- Supplied records
----------------------------------------

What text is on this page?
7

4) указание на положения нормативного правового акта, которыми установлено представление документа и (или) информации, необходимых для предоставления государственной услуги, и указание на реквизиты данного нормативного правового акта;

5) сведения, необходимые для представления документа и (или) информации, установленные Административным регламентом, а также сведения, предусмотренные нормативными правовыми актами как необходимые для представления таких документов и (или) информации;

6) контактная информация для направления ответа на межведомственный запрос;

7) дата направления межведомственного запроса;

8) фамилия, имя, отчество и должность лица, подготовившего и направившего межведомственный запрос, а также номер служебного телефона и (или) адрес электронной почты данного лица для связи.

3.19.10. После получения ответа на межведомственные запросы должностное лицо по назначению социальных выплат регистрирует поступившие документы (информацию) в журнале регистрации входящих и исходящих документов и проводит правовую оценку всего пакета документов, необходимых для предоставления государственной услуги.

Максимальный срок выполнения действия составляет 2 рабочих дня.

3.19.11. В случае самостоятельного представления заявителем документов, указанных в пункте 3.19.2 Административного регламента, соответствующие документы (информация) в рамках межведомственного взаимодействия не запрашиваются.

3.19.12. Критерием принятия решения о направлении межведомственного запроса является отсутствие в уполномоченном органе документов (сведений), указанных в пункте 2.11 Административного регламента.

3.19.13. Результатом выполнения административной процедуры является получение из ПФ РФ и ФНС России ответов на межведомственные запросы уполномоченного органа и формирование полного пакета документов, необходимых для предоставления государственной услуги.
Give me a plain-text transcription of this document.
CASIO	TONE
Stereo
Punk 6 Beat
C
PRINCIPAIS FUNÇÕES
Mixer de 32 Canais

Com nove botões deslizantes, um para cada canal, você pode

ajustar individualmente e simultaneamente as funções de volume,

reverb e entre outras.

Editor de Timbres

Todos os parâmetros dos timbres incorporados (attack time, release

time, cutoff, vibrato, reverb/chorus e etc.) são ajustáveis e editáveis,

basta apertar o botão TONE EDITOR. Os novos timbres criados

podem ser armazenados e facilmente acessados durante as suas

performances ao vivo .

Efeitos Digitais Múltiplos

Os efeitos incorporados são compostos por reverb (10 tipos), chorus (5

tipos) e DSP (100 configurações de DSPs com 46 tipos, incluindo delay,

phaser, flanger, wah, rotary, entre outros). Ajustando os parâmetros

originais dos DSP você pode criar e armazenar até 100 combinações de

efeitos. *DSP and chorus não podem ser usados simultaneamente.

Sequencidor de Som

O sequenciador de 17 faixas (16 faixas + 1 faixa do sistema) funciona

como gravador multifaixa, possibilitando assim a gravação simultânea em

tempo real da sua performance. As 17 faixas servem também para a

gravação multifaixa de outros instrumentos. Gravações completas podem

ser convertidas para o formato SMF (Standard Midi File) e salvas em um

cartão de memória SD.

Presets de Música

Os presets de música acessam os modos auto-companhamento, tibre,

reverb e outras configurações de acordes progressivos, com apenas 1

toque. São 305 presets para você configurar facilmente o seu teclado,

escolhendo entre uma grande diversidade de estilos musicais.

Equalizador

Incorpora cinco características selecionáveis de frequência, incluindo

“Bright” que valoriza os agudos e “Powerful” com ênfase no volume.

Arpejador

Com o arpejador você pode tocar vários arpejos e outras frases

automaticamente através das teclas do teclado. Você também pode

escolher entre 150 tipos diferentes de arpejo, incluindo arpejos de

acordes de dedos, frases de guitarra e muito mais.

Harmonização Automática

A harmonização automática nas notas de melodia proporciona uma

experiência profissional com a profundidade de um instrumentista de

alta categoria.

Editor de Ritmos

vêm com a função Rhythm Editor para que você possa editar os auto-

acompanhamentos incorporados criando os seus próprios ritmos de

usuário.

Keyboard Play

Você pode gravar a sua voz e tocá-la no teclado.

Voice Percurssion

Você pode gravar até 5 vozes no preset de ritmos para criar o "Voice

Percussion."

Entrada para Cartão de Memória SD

----------------------------------------

- Requirements
Return each line of the data exactly as written above.

- Result below
What text is on this page?
7

4) указание на положения нормативного правового акта, которыми установлено представление документа и (или) информации, необходимых для предоставления государственной услуги, и указание на реквизиты данного нормативного правового акта;

5) сведения, необходимые для представления документа и (или) информации, установленные Административным регламентом, а также сведения, предусмотренные нормативными правовыми актами как необходимые для представления таких документов и (или) информации;

6) контактная информация для направления ответа на межведомственный запрос;

7) дата направления межведомственного запроса;

8) фамилия, имя, отчество и должность лица, подготовившего и направившего межведомственный запрос, а также номер служебного телефона и (или) адрес электронной почты данного лица для связи.

3.19.10. После получения ответа на межведомственные запросы должностное лицо по назначению социальных выплат регистрирует поступившие документы (информацию) в журнале регистрации входящих и исходящих документов и проводит правовую оценку всего пакета документов, необходимых для предоставления государственной услуги.

Максимальный срок выполнения действия составляет 2 рабочих дня.

3.19.11. В случае самостоятельного представления заявителем документов, указанных в пункте 3.19.2 Административного регламента, соответствующие документы (информация) в рамках межведомственного взаимодействия не запрашиваются.

3.19.12. Критерием принятия решения о направлении межведомственного запроса является отсутствие в уполномоченном органе документов (сведений), указанных в пункте 2.11 Административного регламента.

3.19.13. Результатом выполнения административной процедуры является получение из ПФ РФ и ФНС России ответов на межведомственные запросы уполномоченного органа и формирование полного пакета документов, необходимых для предоставления государственной услуги.
Give me a plain-text transcription of this document.
CASIO	TONE
Stereo
Punk 6 Beat
C
PRINCIPAIS FUNÇÕES
Mixer de 32 Canais

Com nove botões deslizantes, um para cada canal, você pode

ajustar individualmente e simultaneamente as funções de volume,

reverb e entre outras.

Editor de Timbres

Todos os parâmetros dos timbres incorporados (attack time, release

time, cutoff, vibrato, reverb/chorus e etc.) são ajustáveis e editáveis,

basta apertar o botão TONE EDITOR. Os novos timbres criados

podem ser armazenados e facilmente acessados durante as suas

performances ao vivo .

Efeitos Digitais Múltiplos

Os efeitos incorporados são compostos por reverb (10 tipos), chorus (5

tipos) e DSP (100 configurações de DSPs com 46 tipos, incluindo delay,

phaser, flanger, wah, rotary, entre outros). Ajustando os parâmetros

originais dos DSP você pode criar e armazenar até 100 combinações de

efeitos. *DSP and chorus não podem ser usados simultaneamente.

Sequencidor de Som

O sequenciador de 17 faixas (16 faixas + 1 faixa do sistema) funciona

como gravador multifaixa, possibilitando assim a gravação simultânea em

tempo real da sua performance. As 17 faixas servem também para a

gravação multifaixa de outros instrumentos. Gravações completas podem

ser convertidas para o formato SMF (Standard Midi File) e salvas em um

cartão de memória SD.

Presets de Música

Os presets de música acessam os modos auto-companhamento, tibre,

reverb e outras configurações de acordes progressivos, com apenas 1

toque. São 305 presets para você configurar facilmente o seu teclado,

escolhendo entre uma grande diversidade de estilos musicais.

Equalizador

Incorpora cinco características selecionáveis de frequência, incluindo

“Bright” que valoriza os agudos e “Powerful” com ênfase no volume.

Arpejador

Com o arpejador você pode tocar vários arpejos e outras frases

automaticamente através das teclas do teclado. Você também pode

escolher entre 150 tipos diferentes de arpejo, incluindo arpejos de

acordes de dedos, frases de guitarra e muito mais.

Harmonização Automática

A harmonização automática nas notas de melodia proporciona uma

experiência profissional com a profundidade de um instrumentista de

alta categoria.

Editor de Ritmos

vêm com a função Rhythm Editor para que você possa editar os auto-

acompanhamentos incorporados criando os seus próprios ritmos de

usuário.

Keyboard Play

Você pode gravar a sua voz e tocá-la no teclado.

Voice Percurssion

Você pode gravar até 5 vozes no preset de ritmos para criar o "Voice

Percussion."

Entrada para Cartão de Memória SD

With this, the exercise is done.